▶ _Objective_:
Repeat the line that contains "Convert this document image to plain text." and all lines after it through the end, exactly as they are, minus the pictures.

▶ _Data to use_:
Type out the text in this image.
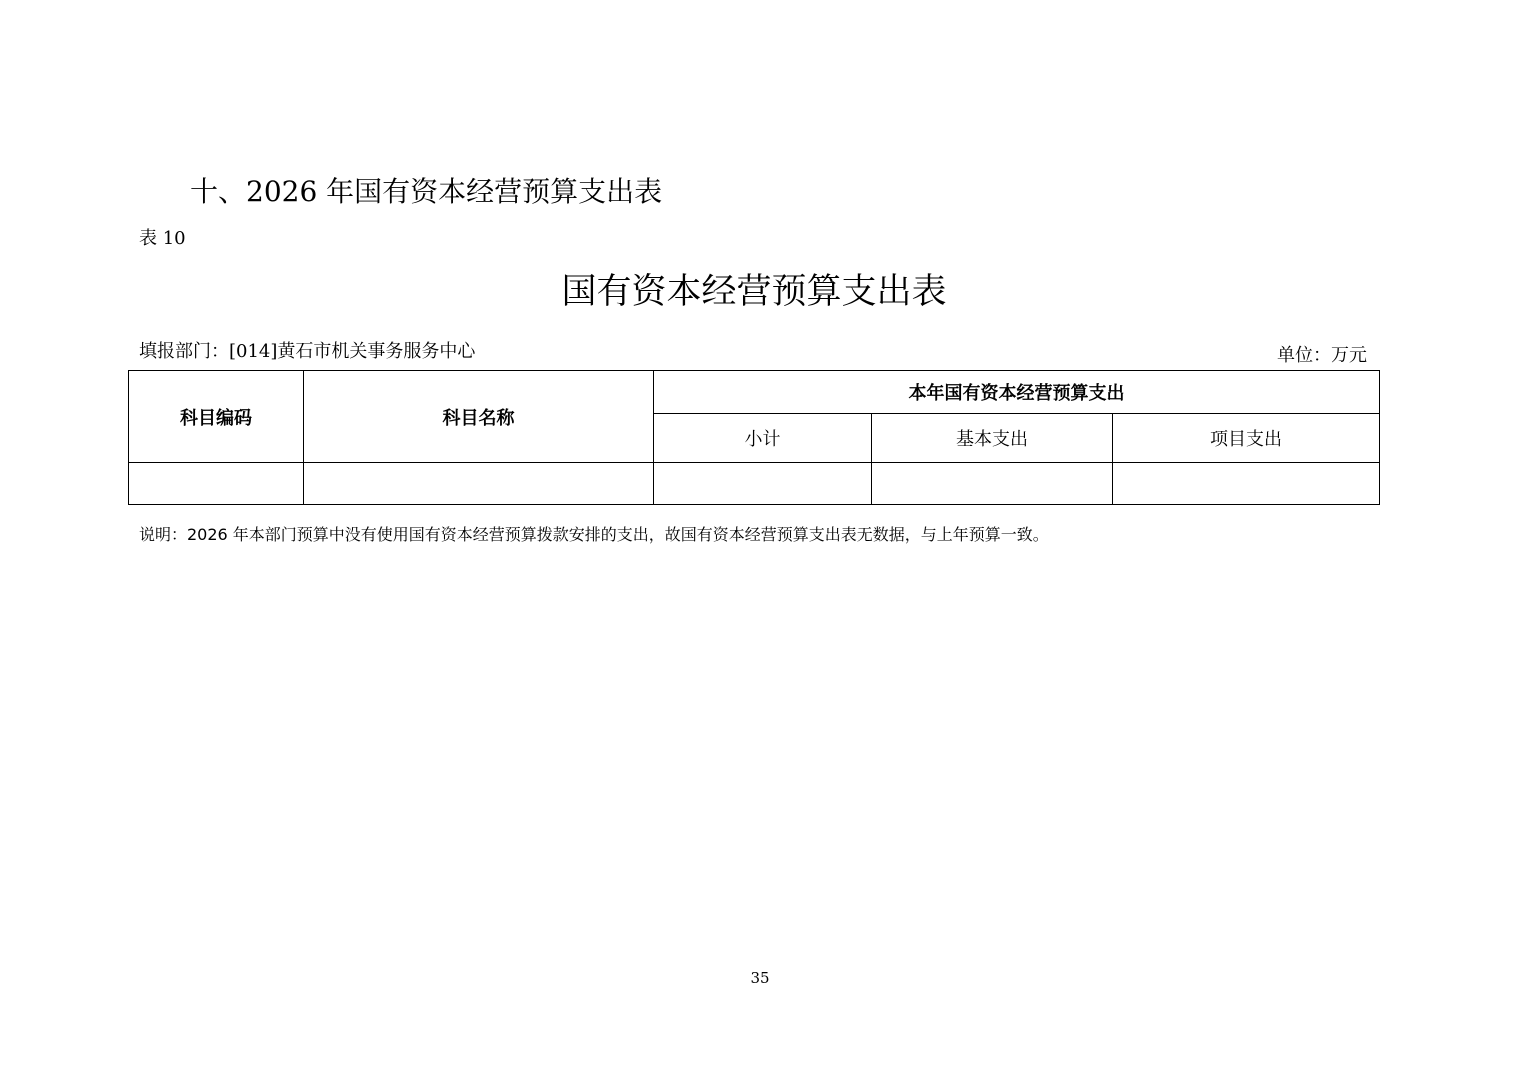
十、2026 年国有资本经营预算支出表
表 10
国有资本经营预算支出表
填报部门：[014]黄石市机关事务服务中心	单位：万元
科目编码	科目名称	本年国有资本经营预算支出		
		小计	基本支出	项目支出

说明：2026 年本部门预算中没有使用国有资本经营预算拨款安排的支出，故国有资本经营预算支出表无数据，与上年预算一致。
35
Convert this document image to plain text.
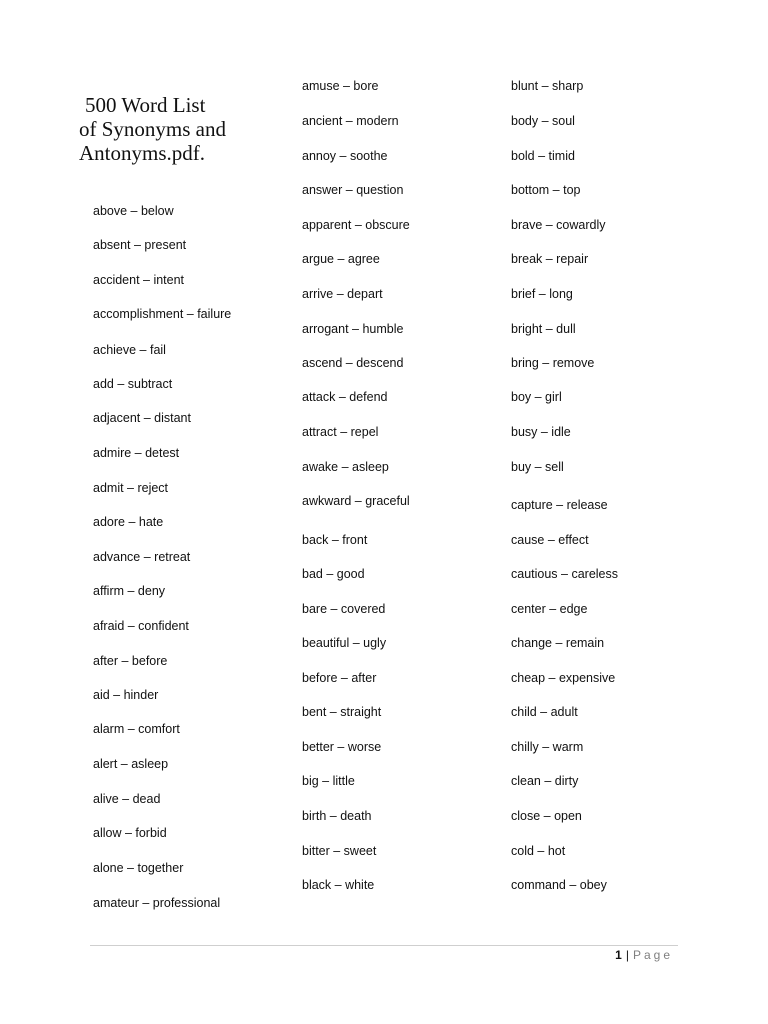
500 Word List
of Synonyms and
Antonyms.pdf.
above – below
absent – present
accident – intent
accomplishment – failure
achieve – fail
add – subtract
adjacent – distant
admire – detest
admit – reject
adore – hate
advance – retreat
affirm – deny
afraid – confident
after – before
aid – hinder
alarm – comfort
alert – asleep
alive – dead
allow – forbid
alone – together
amateur – professional
amuse – bore
ancient – modern
annoy – soothe
answer – question
apparent – obscure
argue – agree
arrive – depart
arrogant – humble
ascend – descend
attack – defend
attract – repel
awake – asleep
awkward – graceful
back – front
bad – good
bare – covered
beautiful – ugly
before – after
bent – straight
better – worse
big – little
birth – death
bitter – sweet
black – white
blunt – sharp
body – soul
bold – timid
bottom – top
brave – cowardly
break – repair
brief – long
bright – dull
bring – remove
boy – girl
busy – idle
buy – sell
capture – release
cause – effect
cautious – careless
center – edge
change – remain
cheap – expensive
child – adult
chilly – warm
clean – dirty
close – open
cold – hot
command – obey
1 | Page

▶ _Solution_:
Convert this document image to plain text.
500 Word List
of Synonyms and
Antonyms.pdf.
above – below
absent – present
accident – intent
accomplishment – failure
achieve – fail
add – subtract
adjacent – distant
admire – detest
admit – reject
adore – hate
advance – retreat
affirm – deny
afraid – confident
after – before
aid – hinder
alarm – comfort
alert – asleep
alive – dead
allow – forbid
alone – together
amateur – professional
amuse – bore
ancient – modern
annoy – soothe
answer – question
apparent – obscure
argue – agree
arrive – depart
arrogant – humble
ascend – descend
attack – defend
attract – repel
awake – asleep
awkward – graceful
back – front
bad – good
bare – covered
beautiful – ugly
before – after
bent – straight
better – worse
big – little
birth – death
bitter – sweet
black – white
blunt – sharp
body – soul
bold – timid
bottom – top
brave – cowardly
break – repair
brief – long
bright – dull
bring – remove
boy – girl
busy – idle
buy – sell
capture – release
cause – effect
cautious – careless
center – edge
change – remain
cheap – expensive
child – adult
chilly – warm
clean – dirty
close – open
cold – hot
command – obey
1 | Page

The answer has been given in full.